REQUIREMENTS - In the Hawaiian Holdings Form 8-K, who did the Board of Directors appoint on May 25, 2010, as the IAM's designee?

TEXT TO READ -

+++++

UNITED STATES

SECURITIES AND EXCHANGE COMMISSION

Washington, D.C. 20549

 


 

FORM 8-K

 

CURRENT REPORT

Pursuant to Section 13 OR 15(d) of the Securities Exchange Act of 1934

 

Date of Report (Date of earliest event reported): May 25, 2010

 


 

HAWAIIAN HOLDINGS, INC.

(Exact name of registrant as specified in its charter)

 

Delaware

 

1-31443

 

71-0879698

(State or other jurisdiction of
incorporation)

 

(Commission File Number)

 

(IRS Employer
Identification No.)

 

3375 Koapaka Street, Suite G-350

Honolulu, HI 96819

 (Address of principal executive offices, including zip code)

 

(808) 835-3700

(Registrant’s telephone number, including area code)

 

Not Applicable

(Former name or former address, if changed since last report.)

 

Check the appropriate box below if the Form 8-K filing is intended to simultaneously satisfy the filing obligation of the registrant under any of the following provisions:

 

o            Written communications pursuant to Rule 425 under the Securities Act (17 CFR 230.425)

 

o            Soliciting material pursuant to Rule 14a-12 under the Exchange Act (17 CFR 240.14a-12)

 

o            Pre-commencement communications pursuant to Rule 14d-2(b) under the Exchange Act (17 CFR 240.14d-2(b))

 

o            Pre-commencement communications pursuant to Rule 13e-4(c) under the Exchange Act (17 CFR 240.13e-4(c))

 

 

 



 

Item 5.02 Departure of Directors or Certain Officers; Election of Directors; Appointment of Certain Officers; Compensatory Arrangements of Certain Officers.

 

IAM Director

 

The International Association of Machinists and Aerospace Workers (the “IAM”), as the sole holder of record of one share of the Company’s Series B Special Preferred Stock, is entitled, under the Amended Bylaws of Hawaiian Holdings, Inc. (the “Company”), to nominate one director to the Company’s Board of Directors.  On May 25, 2010, the Board of Directors of the Company appointed Samson Poomaihealani to the Board of Directors as the designee of the IAM, following notification from the IAM of Mr. Poomaihealani’s nomination to serve as the successor to Mr. Sean Kim who had previously been serving as the representative of the IAM on the Company’s Board of Directors.

+++++

DATA EXTRACT -
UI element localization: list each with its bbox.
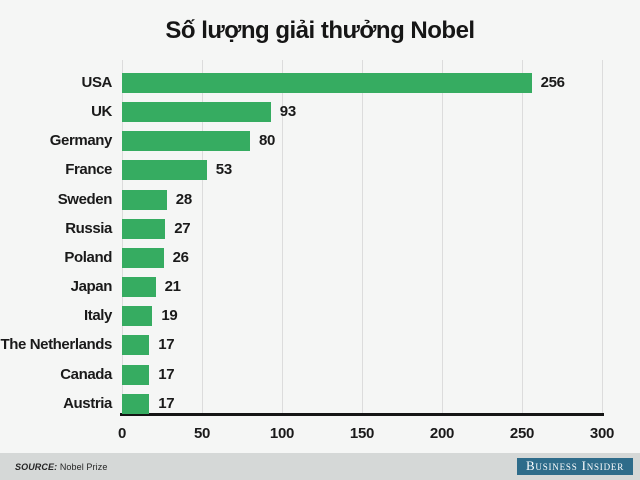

+++++

WRITTEN SOLUTION - Samson Poomaihealani